◆ Instructions for the task ◆
Lines containing the word "countries" are the ones to copy from the records below.

Records from a data collection:
* * *

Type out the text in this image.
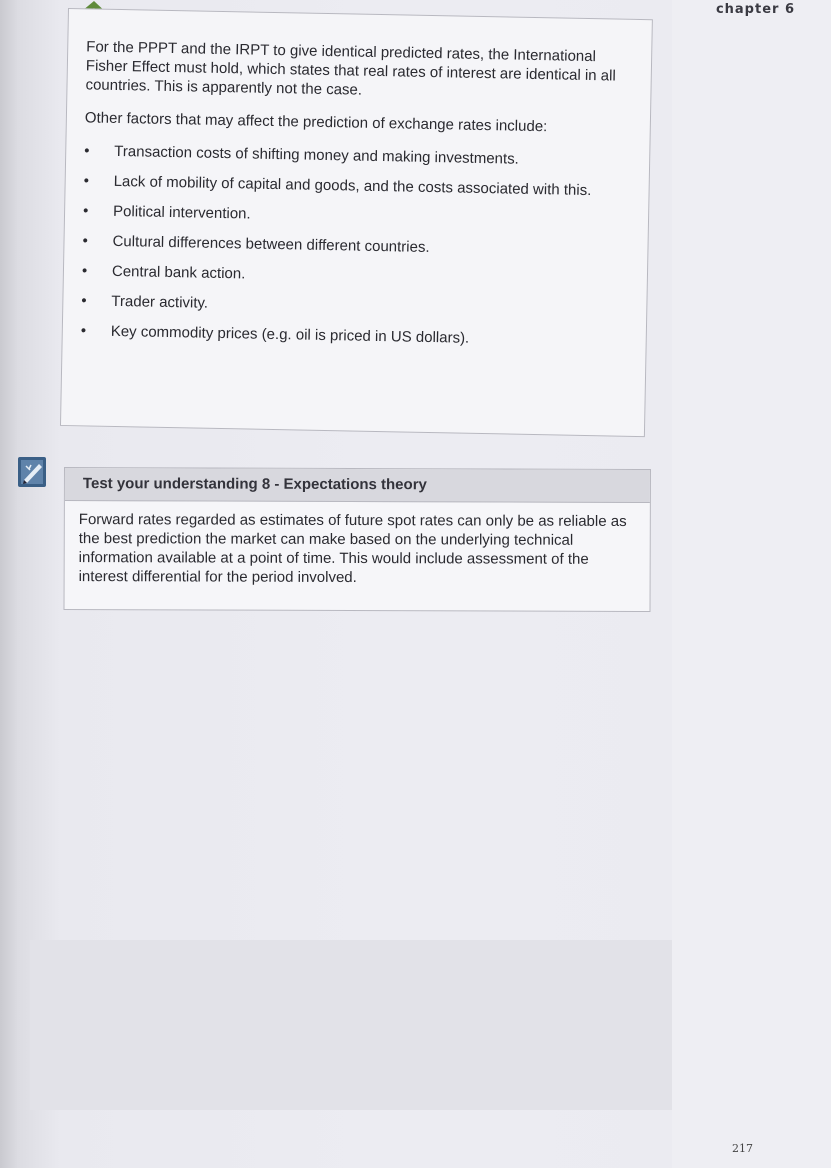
chapter 6

For the PPPT and the IRPT to give identical predicted rates, the International Fisher Effect must hold, which states that real rates of interest are identical in all countries. This is apparently not the case.

Other factors that may affect the prediction of exchange rates include:

• Transaction costs of shifting money and making investments.
• Lack of mobility of capital and goods, and the costs associated with this.
• Political intervention.
• Cultural differences between different countries.
• Central bank action.
• Trader activity.
• Key commodity prices (e.g. oil is priced in US dollars).
Test your understanding 8 - Expectations theory
Forward rates regarded as estimates of future spot rates can only be as reliable as the best prediction the market can make based on the underlying technical information available at a point of time. This would include assessment of the interest differential for the period involved.
217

* * *

◆ Full output ◆
For the PPPT and the IRPT to give identical predicted rates, the International Fisher Effect must hold, which states that real rates of interest are identical in all countries. This is apparently not the case.
• Cultural differences between different countries.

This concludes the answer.